**Data shown**

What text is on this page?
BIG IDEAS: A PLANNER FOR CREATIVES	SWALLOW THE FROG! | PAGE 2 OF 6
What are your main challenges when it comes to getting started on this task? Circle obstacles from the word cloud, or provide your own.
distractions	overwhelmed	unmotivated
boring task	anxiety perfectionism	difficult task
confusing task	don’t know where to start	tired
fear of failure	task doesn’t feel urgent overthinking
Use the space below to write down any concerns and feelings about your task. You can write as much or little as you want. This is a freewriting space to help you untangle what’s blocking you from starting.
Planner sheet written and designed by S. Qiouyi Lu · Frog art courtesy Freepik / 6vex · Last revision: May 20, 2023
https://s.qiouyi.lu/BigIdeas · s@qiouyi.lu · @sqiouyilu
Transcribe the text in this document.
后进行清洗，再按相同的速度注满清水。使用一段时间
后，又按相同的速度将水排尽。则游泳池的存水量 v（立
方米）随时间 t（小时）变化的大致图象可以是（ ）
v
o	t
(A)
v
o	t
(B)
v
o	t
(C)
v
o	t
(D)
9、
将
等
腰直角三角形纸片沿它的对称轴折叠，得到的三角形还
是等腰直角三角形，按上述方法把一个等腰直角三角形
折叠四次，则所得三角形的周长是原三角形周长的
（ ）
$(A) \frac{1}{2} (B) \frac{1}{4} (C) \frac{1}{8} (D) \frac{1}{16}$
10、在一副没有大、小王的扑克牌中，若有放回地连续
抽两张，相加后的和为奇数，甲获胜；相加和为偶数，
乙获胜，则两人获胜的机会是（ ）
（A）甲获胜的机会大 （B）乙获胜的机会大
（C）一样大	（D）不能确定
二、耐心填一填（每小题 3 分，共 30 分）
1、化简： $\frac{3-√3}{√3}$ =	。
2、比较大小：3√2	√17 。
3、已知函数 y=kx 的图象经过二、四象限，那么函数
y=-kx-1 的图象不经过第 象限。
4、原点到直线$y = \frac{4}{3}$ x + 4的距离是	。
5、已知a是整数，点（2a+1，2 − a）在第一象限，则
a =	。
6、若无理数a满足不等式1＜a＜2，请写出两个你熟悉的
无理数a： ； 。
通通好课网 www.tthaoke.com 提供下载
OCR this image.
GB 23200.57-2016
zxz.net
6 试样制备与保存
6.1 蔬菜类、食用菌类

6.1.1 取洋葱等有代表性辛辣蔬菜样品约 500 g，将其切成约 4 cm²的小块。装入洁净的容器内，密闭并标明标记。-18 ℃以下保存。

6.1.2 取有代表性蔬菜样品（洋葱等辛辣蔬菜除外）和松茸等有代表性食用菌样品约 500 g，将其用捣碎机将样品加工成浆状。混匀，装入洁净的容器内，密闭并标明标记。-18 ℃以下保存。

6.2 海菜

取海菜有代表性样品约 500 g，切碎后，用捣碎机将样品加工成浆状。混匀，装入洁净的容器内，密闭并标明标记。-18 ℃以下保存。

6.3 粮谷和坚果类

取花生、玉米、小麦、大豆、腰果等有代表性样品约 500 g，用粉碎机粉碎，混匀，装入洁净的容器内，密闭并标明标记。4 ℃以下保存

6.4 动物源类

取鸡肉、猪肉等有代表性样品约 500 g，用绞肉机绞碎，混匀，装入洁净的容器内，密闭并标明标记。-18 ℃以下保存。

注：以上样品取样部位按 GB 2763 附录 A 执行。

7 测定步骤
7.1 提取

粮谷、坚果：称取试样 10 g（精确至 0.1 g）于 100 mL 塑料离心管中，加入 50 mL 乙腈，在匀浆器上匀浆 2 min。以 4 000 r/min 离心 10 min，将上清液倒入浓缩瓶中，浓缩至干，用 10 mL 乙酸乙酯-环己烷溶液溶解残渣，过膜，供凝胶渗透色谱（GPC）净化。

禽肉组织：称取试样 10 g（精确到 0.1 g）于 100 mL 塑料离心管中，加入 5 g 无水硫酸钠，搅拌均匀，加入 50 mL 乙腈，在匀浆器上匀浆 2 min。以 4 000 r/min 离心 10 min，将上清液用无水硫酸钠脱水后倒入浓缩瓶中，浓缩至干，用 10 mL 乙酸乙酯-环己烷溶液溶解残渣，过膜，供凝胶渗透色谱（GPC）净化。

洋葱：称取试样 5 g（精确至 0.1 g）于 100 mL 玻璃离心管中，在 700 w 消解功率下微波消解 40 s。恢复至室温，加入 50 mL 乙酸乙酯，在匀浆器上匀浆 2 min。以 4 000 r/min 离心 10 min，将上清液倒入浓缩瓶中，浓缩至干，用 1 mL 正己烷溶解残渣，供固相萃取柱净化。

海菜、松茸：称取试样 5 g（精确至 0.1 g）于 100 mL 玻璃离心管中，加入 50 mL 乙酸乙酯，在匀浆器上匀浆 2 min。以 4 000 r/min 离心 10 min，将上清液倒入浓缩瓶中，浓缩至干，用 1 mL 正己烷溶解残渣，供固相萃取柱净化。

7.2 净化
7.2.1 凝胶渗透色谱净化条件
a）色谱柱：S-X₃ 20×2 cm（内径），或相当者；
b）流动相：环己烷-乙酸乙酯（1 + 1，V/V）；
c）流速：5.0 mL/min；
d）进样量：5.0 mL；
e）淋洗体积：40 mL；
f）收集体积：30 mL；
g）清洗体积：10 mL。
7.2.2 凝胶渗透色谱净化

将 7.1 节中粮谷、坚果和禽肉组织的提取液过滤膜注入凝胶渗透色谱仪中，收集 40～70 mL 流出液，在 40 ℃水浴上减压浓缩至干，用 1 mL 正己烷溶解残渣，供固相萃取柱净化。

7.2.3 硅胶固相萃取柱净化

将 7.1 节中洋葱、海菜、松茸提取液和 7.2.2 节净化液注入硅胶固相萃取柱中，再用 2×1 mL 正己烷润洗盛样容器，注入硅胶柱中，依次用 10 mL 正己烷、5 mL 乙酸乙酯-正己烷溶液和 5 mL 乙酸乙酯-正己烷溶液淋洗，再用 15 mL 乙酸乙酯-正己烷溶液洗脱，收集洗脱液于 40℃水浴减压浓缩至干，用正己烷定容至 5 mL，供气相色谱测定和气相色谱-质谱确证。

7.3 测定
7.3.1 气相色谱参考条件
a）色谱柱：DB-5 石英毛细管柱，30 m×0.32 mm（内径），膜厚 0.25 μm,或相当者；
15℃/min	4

**Required work**
Reproduce every entry shown above, precisely as it stands.

**Completed exercise**
What text is on this page?
BIG IDEAS: A PLANNER FOR CREATIVES	SWALLOW THE FROG! | PAGE 2 OF 6
What are your main challenges when it comes to getting started on this task? Circle obstacles from the word cloud, or provide your own.
distractions	overwhelmed	unmotivated
boring task	anxiety perfectionism	difficult task
confusing task	don’t know where to start	tired
fear of failure	task doesn’t feel urgent overthinking
Use the space below to write down any concerns and feelings about your task. You can write as much or little as you want. This is a freewriting space to help you untangle what’s blocking you from starting.
Planner sheet written and designed by S. Qiouyi Lu · Frog art courtesy Freepik / 6vex · Last revision: May 20, 2023
https://s.qiouyi.lu/BigIdeas · s@qiouyi.lu · @sqiouyilu
Transcribe the text in this document.
后进行清洗，再按相同的速度注满清水。使用一段时间
后，又按相同的速度将水排尽。则游泳池的存水量 v（立
方米）随时间 t（小时）变化的大致图象可以是（ ）
v
o	t
(A)
v
o	t
(B)
v
o	t
(C)
v
o	t
(D)
9、
将
等
腰直角三角形纸片沿它的对称轴折叠，得到的三角形还
是等腰直角三角形，按上述方法把一个等腰直角三角形
折叠四次，则所得三角形的周长是原三角形周长的
（ ）
$(A) \frac{1}{2} (B) \frac{1}{4} (C) \frac{1}{8} (D) \frac{1}{16}$
10、在一副没有大、小王的扑克牌中，若有放回地连续
抽两张，相加后的和为奇数，甲获胜；相加和为偶数，
乙获胜，则两人获胜的机会是（ ）
（A）甲获胜的机会大 （B）乙获胜的机会大
（C）一样大	（D）不能确定
二、耐心填一填（每小题 3 分，共 30 分）
1、化简： $\frac{3-√3}{√3}$ =	。
2、比较大小：3√2	√17 。
3、已知函数 y=kx 的图象经过二、四象限，那么函数
y=-kx-1 的图象不经过第 象限。
4、原点到直线$y = \frac{4}{3}$ x + 4的距离是	。
5、已知a是整数，点（2a+1，2 − a）在第一象限，则
a =	。
6、若无理数a满足不等式1＜a＜2，请写出两个你熟悉的
无理数a： ； 。
通通好课网 www.tthaoke.com 提供下载
OCR this image.
GB 23200.57-2016
zxz.net
6 试样制备与保存
6.1 蔬菜类、食用菌类

6.1.1 取洋葱等有代表性辛辣蔬菜样品约 500 g，将其切成约 4 cm²的小块。装入洁净的容器内，密闭并标明标记。-18 ℃以下保存。

6.1.2 取有代表性蔬菜样品（洋葱等辛辣蔬菜除外）和松茸等有代表性食用菌样品约 500 g，将其用捣碎机将样品加工成浆状。混匀，装入洁净的容器内，密闭并标明标记。-18 ℃以下保存。

6.2 海菜

取海菜有代表性样品约 500 g，切碎后，用捣碎机将样品加工成浆状。混匀，装入洁净的容器内，密闭并标明标记。-18 ℃以下保存。

6.3 粮谷和坚果类

取花生、玉米、小麦、大豆、腰果等有代表性样品约 500 g，用粉碎机粉碎，混匀，装入洁净的容器内，密闭并标明标记。4 ℃以下保存

6.4 动物源类

取鸡肉、猪肉等有代表性样品约 500 g，用绞肉机绞碎，混匀，装入洁净的容器内，密闭并标明标记。-18 ℃以下保存。

注：以上样品取样部位按 GB 2763 附录 A 执行。

7 测定步骤
7.1 提取

粮谷、坚果：称取试样 10 g（精确至 0.1 g）于 100 mL 塑料离心管中，加入 50 mL 乙腈，在匀浆器上匀浆 2 min。以 4 000 r/min 离心 10 min，将上清液倒入浓缩瓶中，浓缩至干，用 10 mL 乙酸乙酯-环己烷溶液溶解残渣，过膜，供凝胶渗透色谱（GPC）净化。

禽肉组织：称取试样 10 g（精确到 0.1 g）于 100 mL 塑料离心管中，加入 5 g 无水硫酸钠，搅拌均匀，加入 50 mL 乙腈，在匀浆器上匀浆 2 min。以 4 000 r/min 离心 10 min，将上清液用无水硫酸钠脱水后倒入浓缩瓶中，浓缩至干，用 10 mL 乙酸乙酯-环己烷溶液溶解残渣，过膜，供凝胶渗透色谱（GPC）净化。

洋葱：称取试样 5 g（精确至 0.1 g）于 100 mL 玻璃离心管中，在 700 w 消解功率下微波消解 40 s。恢复至室温，加入 50 mL 乙酸乙酯，在匀浆器上匀浆 2 min。以 4 000 r/min 离心 10 min，将上清液倒入浓缩瓶中，浓缩至干，用 1 mL 正己烷溶解残渣，供固相萃取柱净化。

海菜、松茸：称取试样 5 g（精确至 0.1 g）于 100 mL 玻璃离心管中，加入 50 mL 乙酸乙酯，在匀浆器上匀浆 2 min。以 4 000 r/min 离心 10 min，将上清液倒入浓缩瓶中，浓缩至干，用 1 mL 正己烷溶解残渣，供固相萃取柱净化。

7.2 净化
7.2.1 凝胶渗透色谱净化条件
a）色谱柱：S-X₃ 20×2 cm（内径），或相当者；
b）流动相：环己烷-乙酸乙酯（1 + 1，V/V）；
c）流速：5.0 mL/min；
d）进样量：5.0 mL；
e）淋洗体积：40 mL；
f）收集体积：30 mL；
g）清洗体积：10 mL。
7.2.2 凝胶渗透色谱净化

将 7.1 节中粮谷、坚果和禽肉组织的提取液过滤膜注入凝胶渗透色谱仪中，收集 40～70 mL 流出液，在 40 ℃水浴上减压浓缩至干，用 1 mL 正己烷溶解残渣，供固相萃取柱净化。

7.2.3 硅胶固相萃取柱净化

将 7.1 节中洋葱、海菜、松茸提取液和 7.2.2 节净化液注入硅胶固相萃取柱中，再用 2×1 mL 正己烷润洗盛样容器，注入硅胶柱中，依次用 10 mL 正己烷、5 mL 乙酸乙酯-正己烷溶液和 5 mL 乙酸乙酯-正己烷溶液淋洗，再用 15 mL 乙酸乙酯-正己烷溶液洗脱，收集洗脱液于 40℃水浴减压浓缩至干，用正己烷定容至 5 mL，供气相色谱测定和气相色谱-质谱确证。

7.3 测定
7.3.1 气相色谱参考条件
a）色谱柱：DB-5 石英毛细管柱，30 m×0.32 mm（内径），膜厚 0.25 μm,或相当者；
15℃/min	4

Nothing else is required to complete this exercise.